Your answer should be a single number: the count of lines containing "JSON".
* BEGIN *
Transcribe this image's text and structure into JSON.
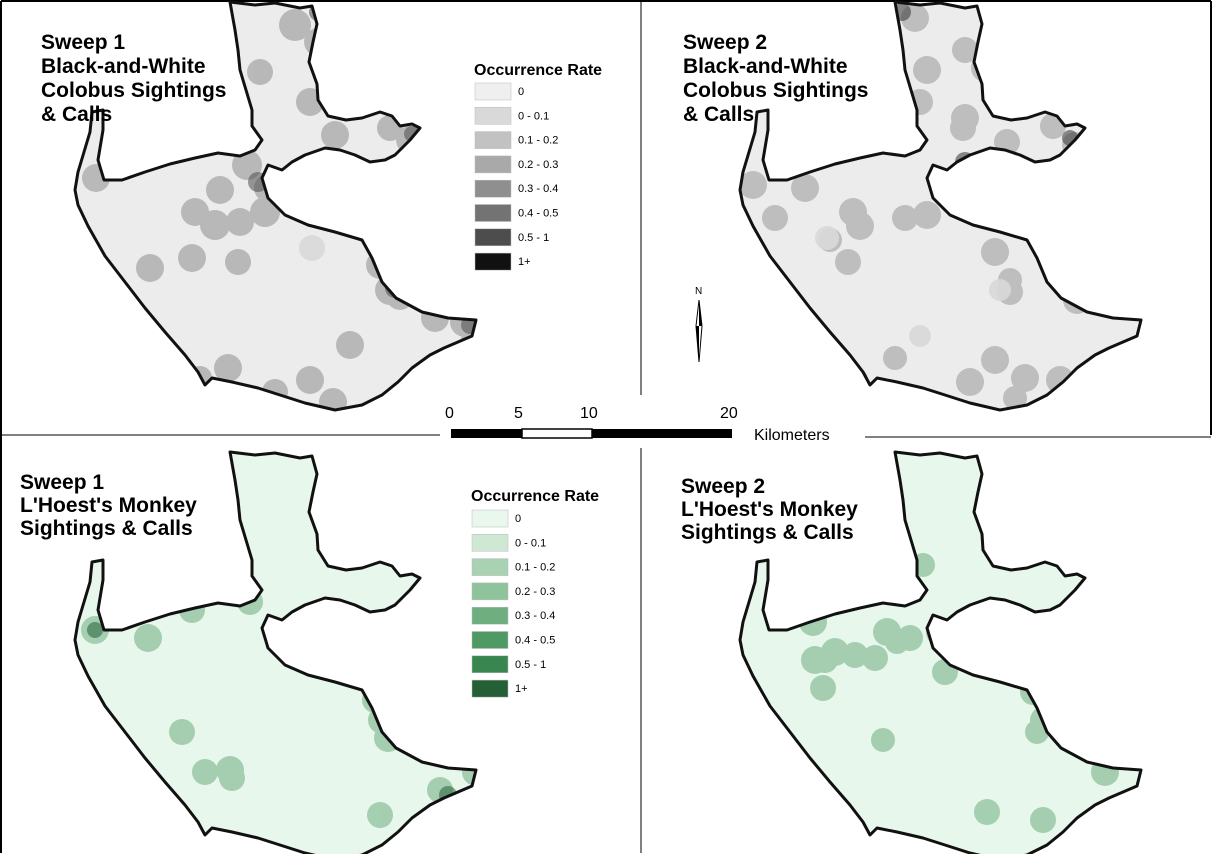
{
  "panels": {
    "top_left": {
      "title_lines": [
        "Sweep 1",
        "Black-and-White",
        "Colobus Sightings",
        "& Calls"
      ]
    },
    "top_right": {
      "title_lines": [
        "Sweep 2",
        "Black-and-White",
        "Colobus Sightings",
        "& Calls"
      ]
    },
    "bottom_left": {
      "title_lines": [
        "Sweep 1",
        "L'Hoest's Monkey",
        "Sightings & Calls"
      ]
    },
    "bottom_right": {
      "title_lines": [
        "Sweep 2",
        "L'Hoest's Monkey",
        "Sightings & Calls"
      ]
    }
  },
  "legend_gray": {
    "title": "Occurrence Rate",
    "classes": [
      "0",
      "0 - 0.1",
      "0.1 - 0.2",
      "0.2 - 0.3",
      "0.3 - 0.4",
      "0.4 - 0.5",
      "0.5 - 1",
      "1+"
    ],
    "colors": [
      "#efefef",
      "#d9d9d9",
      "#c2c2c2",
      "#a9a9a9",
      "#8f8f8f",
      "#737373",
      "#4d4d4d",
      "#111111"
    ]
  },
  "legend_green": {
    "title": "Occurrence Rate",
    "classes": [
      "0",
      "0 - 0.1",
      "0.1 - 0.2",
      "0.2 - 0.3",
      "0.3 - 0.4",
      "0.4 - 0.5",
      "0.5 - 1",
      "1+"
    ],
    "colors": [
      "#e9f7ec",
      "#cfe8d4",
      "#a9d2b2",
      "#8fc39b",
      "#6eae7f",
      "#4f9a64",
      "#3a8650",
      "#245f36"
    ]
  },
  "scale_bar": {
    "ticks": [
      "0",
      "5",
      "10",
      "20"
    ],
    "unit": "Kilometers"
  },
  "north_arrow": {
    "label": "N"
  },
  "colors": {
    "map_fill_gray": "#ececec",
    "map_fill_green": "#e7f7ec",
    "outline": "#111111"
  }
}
* END *
* BEGIN *
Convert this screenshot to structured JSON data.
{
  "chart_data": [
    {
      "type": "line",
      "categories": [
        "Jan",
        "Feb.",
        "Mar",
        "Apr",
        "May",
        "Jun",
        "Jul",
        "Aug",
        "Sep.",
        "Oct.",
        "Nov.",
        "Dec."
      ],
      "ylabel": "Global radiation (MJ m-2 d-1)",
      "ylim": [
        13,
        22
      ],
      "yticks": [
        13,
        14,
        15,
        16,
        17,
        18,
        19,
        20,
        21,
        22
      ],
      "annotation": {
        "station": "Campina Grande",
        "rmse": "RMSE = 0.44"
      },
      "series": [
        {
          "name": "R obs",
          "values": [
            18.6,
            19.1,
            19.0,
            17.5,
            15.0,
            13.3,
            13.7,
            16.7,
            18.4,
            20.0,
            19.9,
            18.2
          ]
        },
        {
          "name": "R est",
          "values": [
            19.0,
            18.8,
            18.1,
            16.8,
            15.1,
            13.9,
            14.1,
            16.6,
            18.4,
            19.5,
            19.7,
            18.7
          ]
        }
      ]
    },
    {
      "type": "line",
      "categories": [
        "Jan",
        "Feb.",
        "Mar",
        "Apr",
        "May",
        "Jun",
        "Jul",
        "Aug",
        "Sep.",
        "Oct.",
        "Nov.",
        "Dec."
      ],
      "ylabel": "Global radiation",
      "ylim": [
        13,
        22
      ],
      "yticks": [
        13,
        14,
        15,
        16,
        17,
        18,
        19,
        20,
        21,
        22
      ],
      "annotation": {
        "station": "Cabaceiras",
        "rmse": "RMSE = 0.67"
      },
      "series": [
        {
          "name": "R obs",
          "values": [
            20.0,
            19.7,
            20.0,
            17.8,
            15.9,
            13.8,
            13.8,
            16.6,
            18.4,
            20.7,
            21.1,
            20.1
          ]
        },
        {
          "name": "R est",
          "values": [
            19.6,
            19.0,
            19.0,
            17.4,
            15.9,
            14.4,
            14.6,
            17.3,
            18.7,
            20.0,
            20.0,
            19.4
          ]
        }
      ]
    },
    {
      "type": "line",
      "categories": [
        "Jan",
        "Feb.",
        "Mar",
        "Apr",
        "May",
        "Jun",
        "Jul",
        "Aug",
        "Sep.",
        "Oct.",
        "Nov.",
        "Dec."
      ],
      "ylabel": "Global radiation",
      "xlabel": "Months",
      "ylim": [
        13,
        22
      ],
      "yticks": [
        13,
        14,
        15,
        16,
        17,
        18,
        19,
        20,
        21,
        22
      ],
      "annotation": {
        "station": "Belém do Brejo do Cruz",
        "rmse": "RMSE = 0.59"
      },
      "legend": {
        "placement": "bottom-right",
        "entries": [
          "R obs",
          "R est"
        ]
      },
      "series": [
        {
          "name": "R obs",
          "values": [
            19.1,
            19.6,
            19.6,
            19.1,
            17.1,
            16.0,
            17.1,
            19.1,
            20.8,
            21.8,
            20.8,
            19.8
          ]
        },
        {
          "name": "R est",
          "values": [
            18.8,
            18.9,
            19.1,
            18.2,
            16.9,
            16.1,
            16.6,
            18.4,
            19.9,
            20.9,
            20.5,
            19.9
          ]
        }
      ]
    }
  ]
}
* END *
• [Worked solution] 2